WHAT TO DO:
1. In the news article about Tenney Mountain's early ski season, which company bought the resort last year?
2. Carry on the news article about Tenney Mountain's early start to ski season, beginning after its last sentence.

EXTRACT:
= = =
PLYMOUTH, N.H. (AP) – Though autumn’s colors have yet to hit their full stride and temperatures continue to hover in the 60s, ski season is set to begin at New Hampshire’s Tenney Mountain.

Tenney will launch its winter ski season on Wednesday, and the Oct. 1 start could mean it is the first ski resort open for the year nationwide.

In the Northeast, even its biggest competitors won’t open for another few weeks. Sugarloaf USA’s tentative opening date isn’t until Nov. 21, according to the Ski Maine Association.

The small Tenney resort plans to pull together enough snow for limited skiing using Infinite Crystal Snowmaking, which makes snow at any temperature. Similar systems have been used in Japan for a decade, but Tenney is the first U.S. ski resort to use the system.

SnowMagic Entertainment Industries bought Tenney last year.

The company holds the patent for the Infinite Crystal Snowmaking in the United States and Europe, and it wanted a place to showcase its technology.

Tenney will open a 370-by-75 foot patch on Oct. 1. But SnowMagic’s president, Albert Bronander, has bigger plans for the technology in the future.

He hopes Instant Crystal Snowmaking will be used to bring skiing to areas where the sport has never taken hold before, such as small mountains just outside cities, mountains in the South and outdoor attractions like city parks or baseball parks during the off-season.
= = =
PROVIDED RECORDS:

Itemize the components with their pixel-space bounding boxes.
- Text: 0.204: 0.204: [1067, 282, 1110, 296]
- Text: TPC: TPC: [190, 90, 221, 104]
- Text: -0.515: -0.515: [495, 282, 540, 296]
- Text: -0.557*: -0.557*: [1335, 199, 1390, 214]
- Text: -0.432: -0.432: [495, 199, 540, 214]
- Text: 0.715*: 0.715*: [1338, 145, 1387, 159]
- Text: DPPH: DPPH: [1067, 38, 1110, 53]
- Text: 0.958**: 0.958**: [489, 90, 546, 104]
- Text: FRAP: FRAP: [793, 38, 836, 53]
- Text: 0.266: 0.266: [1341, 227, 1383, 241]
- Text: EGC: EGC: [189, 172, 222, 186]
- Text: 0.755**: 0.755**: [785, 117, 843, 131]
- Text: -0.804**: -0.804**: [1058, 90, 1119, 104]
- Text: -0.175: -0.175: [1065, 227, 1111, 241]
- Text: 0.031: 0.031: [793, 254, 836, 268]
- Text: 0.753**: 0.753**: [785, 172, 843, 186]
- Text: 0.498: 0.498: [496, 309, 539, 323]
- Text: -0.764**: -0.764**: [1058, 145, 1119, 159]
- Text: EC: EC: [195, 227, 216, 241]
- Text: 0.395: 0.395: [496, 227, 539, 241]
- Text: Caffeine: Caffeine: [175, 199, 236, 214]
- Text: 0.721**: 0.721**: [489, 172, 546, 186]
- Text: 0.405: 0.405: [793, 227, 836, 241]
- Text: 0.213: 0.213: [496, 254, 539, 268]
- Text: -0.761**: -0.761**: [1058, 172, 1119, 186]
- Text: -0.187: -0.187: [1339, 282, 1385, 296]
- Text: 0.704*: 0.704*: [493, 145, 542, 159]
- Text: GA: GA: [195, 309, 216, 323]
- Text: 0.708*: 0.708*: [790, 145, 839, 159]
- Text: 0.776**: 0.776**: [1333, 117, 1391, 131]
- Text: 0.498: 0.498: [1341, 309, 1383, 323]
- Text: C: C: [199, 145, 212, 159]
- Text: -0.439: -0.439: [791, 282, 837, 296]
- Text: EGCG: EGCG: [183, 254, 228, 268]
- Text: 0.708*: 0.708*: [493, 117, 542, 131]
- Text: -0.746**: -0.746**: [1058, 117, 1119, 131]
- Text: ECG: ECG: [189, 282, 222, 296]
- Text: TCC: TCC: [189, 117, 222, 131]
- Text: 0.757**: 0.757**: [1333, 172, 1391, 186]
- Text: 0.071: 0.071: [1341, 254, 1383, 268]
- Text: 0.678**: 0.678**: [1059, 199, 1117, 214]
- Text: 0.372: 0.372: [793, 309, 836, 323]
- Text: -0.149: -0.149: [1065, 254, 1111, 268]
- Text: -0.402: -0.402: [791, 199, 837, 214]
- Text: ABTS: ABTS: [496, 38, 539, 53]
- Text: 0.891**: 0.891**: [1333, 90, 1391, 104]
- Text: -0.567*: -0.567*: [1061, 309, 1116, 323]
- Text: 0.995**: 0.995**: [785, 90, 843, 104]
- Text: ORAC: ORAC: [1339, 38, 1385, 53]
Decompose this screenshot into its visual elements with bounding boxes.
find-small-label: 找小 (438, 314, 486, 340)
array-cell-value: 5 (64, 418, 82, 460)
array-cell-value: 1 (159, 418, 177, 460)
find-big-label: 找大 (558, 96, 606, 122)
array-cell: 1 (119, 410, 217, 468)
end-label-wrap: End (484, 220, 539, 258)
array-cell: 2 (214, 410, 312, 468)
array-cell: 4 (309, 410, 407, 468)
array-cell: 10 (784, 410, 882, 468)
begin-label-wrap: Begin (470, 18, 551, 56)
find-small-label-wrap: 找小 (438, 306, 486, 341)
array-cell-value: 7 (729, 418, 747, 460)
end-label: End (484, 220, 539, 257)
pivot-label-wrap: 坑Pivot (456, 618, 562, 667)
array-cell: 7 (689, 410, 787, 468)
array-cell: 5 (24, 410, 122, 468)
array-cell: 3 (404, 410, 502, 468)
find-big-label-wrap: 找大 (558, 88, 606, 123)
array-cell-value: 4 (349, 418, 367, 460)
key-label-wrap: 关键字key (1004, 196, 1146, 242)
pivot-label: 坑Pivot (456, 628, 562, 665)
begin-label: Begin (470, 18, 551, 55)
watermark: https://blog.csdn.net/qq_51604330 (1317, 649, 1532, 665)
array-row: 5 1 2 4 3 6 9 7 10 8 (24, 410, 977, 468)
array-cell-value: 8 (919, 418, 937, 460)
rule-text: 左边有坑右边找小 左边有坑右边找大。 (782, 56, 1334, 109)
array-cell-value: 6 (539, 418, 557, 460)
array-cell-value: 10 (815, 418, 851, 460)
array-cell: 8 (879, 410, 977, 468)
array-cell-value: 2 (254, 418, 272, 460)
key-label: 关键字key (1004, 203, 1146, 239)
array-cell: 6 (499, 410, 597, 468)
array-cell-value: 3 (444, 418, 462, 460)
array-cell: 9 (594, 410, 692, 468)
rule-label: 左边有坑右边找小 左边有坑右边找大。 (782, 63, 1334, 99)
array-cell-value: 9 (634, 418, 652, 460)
= = =
RESULTS:
1. SnowMagic Entertainment Industries

2.
“We want to bring snow to places that have never seen it before,” he said. “I truly feel that we have the ability and opportunity to enhance the industry’s hold on sports, to get more people to the mountains.”

But Infinite Crystal Snowmaking doesn’t come cheap. The machines cost between $400,000 and $1 million. And because they must constantly generate snow to replace what melts, they’re expensive to run.

To keep a 370-by-75 foot patch covered on a mild day, as Tenney does, costs about $1,000 a week.

For Tenney, the technology already is having big results. In past years, the small mountain struggled to stay open amid the White Mountain’s bigger peaks.

It was closed two winters ago, before SnowMagic bought it. But when Tenney opened a slushy slope this summer, it drew 4,000 tubers, enough to recoup the cost of installing and running the snowmaking system.

By opening on Oct. 1, Tenney will almost double the length of its winter season, general manager Dan Egan said.

“The buzz in the ski world is that this is going to be an awesome thing for Tenney Mountain,” Bradford said.